> Directions for this task
Restate the records below word for word.

────

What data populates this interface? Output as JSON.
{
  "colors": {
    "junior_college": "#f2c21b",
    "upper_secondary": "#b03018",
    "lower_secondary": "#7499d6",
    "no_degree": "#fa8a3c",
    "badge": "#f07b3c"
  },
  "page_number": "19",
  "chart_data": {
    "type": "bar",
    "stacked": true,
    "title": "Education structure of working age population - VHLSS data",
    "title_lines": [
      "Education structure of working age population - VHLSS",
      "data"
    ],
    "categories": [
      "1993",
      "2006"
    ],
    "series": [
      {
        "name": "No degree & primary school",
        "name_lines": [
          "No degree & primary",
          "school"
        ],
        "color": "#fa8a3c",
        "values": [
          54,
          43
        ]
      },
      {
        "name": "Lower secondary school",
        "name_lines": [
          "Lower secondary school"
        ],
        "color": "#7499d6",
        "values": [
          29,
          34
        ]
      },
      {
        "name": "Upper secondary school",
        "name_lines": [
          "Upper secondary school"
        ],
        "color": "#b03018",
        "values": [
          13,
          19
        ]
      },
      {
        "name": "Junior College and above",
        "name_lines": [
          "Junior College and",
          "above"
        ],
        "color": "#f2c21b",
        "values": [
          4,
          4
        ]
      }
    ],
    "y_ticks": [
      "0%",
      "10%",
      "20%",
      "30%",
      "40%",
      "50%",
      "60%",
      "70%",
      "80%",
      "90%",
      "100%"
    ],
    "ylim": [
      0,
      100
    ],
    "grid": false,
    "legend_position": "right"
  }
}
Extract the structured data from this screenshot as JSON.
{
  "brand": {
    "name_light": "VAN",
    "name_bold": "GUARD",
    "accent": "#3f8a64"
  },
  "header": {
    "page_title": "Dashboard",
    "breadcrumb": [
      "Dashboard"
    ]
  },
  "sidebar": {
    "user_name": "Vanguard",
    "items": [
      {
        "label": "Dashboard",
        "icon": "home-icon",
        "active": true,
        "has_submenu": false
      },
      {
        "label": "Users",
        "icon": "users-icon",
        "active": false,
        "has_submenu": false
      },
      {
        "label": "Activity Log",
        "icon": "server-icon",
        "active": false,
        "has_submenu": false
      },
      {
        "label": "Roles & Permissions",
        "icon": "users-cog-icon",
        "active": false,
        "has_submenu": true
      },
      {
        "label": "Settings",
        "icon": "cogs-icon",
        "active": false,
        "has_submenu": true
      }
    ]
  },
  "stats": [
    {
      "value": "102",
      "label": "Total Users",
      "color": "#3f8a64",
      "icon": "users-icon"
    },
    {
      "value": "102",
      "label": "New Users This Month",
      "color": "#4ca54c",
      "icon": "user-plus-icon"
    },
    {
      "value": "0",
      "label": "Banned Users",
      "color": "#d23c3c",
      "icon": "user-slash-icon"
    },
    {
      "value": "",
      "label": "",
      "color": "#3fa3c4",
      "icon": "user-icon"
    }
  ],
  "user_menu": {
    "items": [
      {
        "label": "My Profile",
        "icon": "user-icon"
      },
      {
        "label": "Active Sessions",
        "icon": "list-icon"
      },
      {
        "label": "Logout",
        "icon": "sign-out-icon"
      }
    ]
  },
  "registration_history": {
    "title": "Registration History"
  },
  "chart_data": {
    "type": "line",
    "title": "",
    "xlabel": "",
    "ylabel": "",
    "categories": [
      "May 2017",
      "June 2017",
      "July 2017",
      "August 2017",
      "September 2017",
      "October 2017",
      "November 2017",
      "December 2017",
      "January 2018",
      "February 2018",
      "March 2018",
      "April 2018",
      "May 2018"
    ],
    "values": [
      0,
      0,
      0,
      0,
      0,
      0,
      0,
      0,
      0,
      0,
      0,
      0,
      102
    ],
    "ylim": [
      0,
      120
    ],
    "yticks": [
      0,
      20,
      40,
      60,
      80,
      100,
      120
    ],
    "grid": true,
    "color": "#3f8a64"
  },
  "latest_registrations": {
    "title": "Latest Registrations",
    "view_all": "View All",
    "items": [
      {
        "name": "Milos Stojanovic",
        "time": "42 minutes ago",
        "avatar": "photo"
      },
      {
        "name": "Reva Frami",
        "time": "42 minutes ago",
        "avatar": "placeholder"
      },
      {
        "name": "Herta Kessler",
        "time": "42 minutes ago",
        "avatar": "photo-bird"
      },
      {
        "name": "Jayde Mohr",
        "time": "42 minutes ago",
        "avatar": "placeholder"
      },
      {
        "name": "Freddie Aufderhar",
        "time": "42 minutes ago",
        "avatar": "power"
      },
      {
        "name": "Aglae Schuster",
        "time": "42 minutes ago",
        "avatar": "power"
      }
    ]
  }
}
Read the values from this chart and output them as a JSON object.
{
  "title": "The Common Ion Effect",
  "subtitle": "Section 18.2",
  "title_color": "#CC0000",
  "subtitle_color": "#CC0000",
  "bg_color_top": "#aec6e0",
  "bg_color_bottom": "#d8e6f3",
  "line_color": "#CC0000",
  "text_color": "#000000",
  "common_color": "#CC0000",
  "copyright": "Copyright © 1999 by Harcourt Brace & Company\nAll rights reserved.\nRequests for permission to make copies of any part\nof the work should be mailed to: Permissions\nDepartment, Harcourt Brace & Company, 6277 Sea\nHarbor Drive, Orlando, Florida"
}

────

> Written solution
What data populates this interface? Output as JSON.
{
  "colors": {
    "junior_college": "#f2c21b",
    "upper_secondary": "#b03018",
    "lower_secondary": "#7499d6",
    "no_degree": "#fa8a3c",
    "badge": "#f07b3c"
  },
  "page_number": "19",
  "chart_data": {
    "type": "bar",
    "stacked": true,
    "title": "Education structure of working age population - VHLSS data",
    "title_lines": [
      "Education structure of working age population - VHLSS",
      "data"
    ],
    "categories": [
      "1993",
      "2006"
    ],
    "series": [
      {
        "name": "No degree & primary school",
        "name_lines": [
          "No degree & primary",
          "school"
        ],
        "color": "#fa8a3c",
        "values": [
          54,
          43
        ]
      },
      {
        "name": "Lower secondary school",
        "name_lines": [
          "Lower secondary school"
        ],
        "color": "#7499d6",
        "values": [
          29,
          34
        ]
      },
      {
        "name": "Upper secondary school",
        "name_lines": [
          "Upper secondary school"
        ],
        "color": "#b03018",
        "values": [
          13,
          19
        ]
      },
      {
        "name": "Junior College and above",
        "name_lines": [
          "Junior College and",
          "above"
        ],
        "color": "#f2c21b",
        "values": [
          4,
          4
        ]
      }
    ],
    "y_ticks": [
      "0%",
      "10%",
      "20%",
      "30%",
      "40%",
      "50%",
      "60%",
      "70%",
      "80%",
      "90%",
      "100%"
    ],
    "ylim": [
      0,
      100
    ],
    "grid": false,
    "legend_position": "right"
  }
}
Extract the structured data from this screenshot as JSON.
{
  "brand": {
    "name_light": "VAN",
    "name_bold": "GUARD",
    "accent": "#3f8a64"
  },
  "header": {
    "page_title": "Dashboard",
    "breadcrumb": [
      "Dashboard"
    ]
  },
  "sidebar": {
    "user_name": "Vanguard",
    "items": [
      {
        "label": "Dashboard",
        "icon": "home-icon",
        "active": true,
        "has_submenu": false
      },
      {
        "label": "Users",
        "icon": "users-icon",
        "active": false,
        "has_submenu": false
      },
      {
        "label": "Activity Log",
        "icon": "server-icon",
        "active": false,
        "has_submenu": false
      },
      {
        "label": "Roles & Permissions",
        "icon": "users-cog-icon",
        "active": false,
        "has_submenu": true
      },
      {
        "label": "Settings",
        "icon": "cogs-icon",
        "active": false,
        "has_submenu": true
      }
    ]
  },
  "stats": [
    {
      "value": "102",
      "label": "Total Users",
      "color": "#3f8a64",
      "icon": "users-icon"
    },
    {
      "value": "102",
      "label": "New Users This Month",
      "color": "#4ca54c",
      "icon": "user-plus-icon"
    },
    {
      "value": "0",
      "label": "Banned Users",
      "color": "#d23c3c",
      "icon": "user-slash-icon"
    },
    {
      "value": "",
      "label": "",
      "color": "#3fa3c4",
      "icon": "user-icon"
    }
  ],
  "user_menu": {
    "items": [
      {
        "label": "My Profile",
        "icon": "user-icon"
      },
      {
        "label": "Active Sessions",
        "icon": "list-icon"
      },
      {
        "label": "Logout",
        "icon": "sign-out-icon"
      }
    ]
  },
  "registration_history": {
    "title": "Registration History"
  },
  "chart_data": {
    "type": "line",
    "title": "",
    "xlabel": "",
    "ylabel": "",
    "categories": [
      "May 2017",
      "June 2017",
      "July 2017",
      "August 2017",
      "September 2017",
      "October 2017",
      "November 2017",
      "December 2017",
      "January 2018",
      "February 2018",
      "March 2018",
      "April 2018",
      "May 2018"
    ],
    "values": [
      0,
      0,
      0,
      0,
      0,
      0,
      0,
      0,
      0,
      0,
      0,
      0,
      102
    ],
    "ylim": [
      0,
      120
    ],
    "yticks": [
      0,
      20,
      40,
      60,
      80,
      100,
      120
    ],
    "grid": true,
    "color": "#3f8a64"
  },
  "latest_registrations": {
    "title": "Latest Registrations",
    "view_all": "View All",
    "items": [
      {
        "name": "Milos Stojanovic",
        "time": "42 minutes ago",
        "avatar": "photo"
      },
      {
        "name": "Reva Frami",
        "time": "42 minutes ago",
        "avatar": "placeholder"
      },
      {
        "name": "Herta Kessler",
        "time": "42 minutes ago",
        "avatar": "photo-bird"
      },
      {
        "name": "Jayde Mohr",
        "time": "42 minutes ago",
        "avatar": "placeholder"
      },
      {
        "name": "Freddie Aufderhar",
        "time": "42 minutes ago",
        "avatar": "power"
      },
      {
        "name": "Aglae Schuster",
        "time": "42 minutes ago",
        "avatar": "power"
      }
    ]
  }
}
Read the values from this chart and output them as a JSON object.
{
  "title": "The Common Ion Effect",
  "subtitle": "Section 18.2",
  "title_color": "#CC0000",
  "subtitle_color": "#CC0000",
  "bg_color_top": "#aec6e0",
  "bg_color_bottom": "#d8e6f3",
  "line_color": "#CC0000",
  "text_color": "#000000",
  "common_color": "#CC0000",
  "copyright": "Copyright © 1999 by Harcourt Brace & Company\nAll rights reserved.\nRequests for permission to make copies of any part\nof the work should be mailed to: Permissions\nDepartment, Harcourt Brace & Company, 6277 Sea\nHarbor Drive, Orlando, Florida"
}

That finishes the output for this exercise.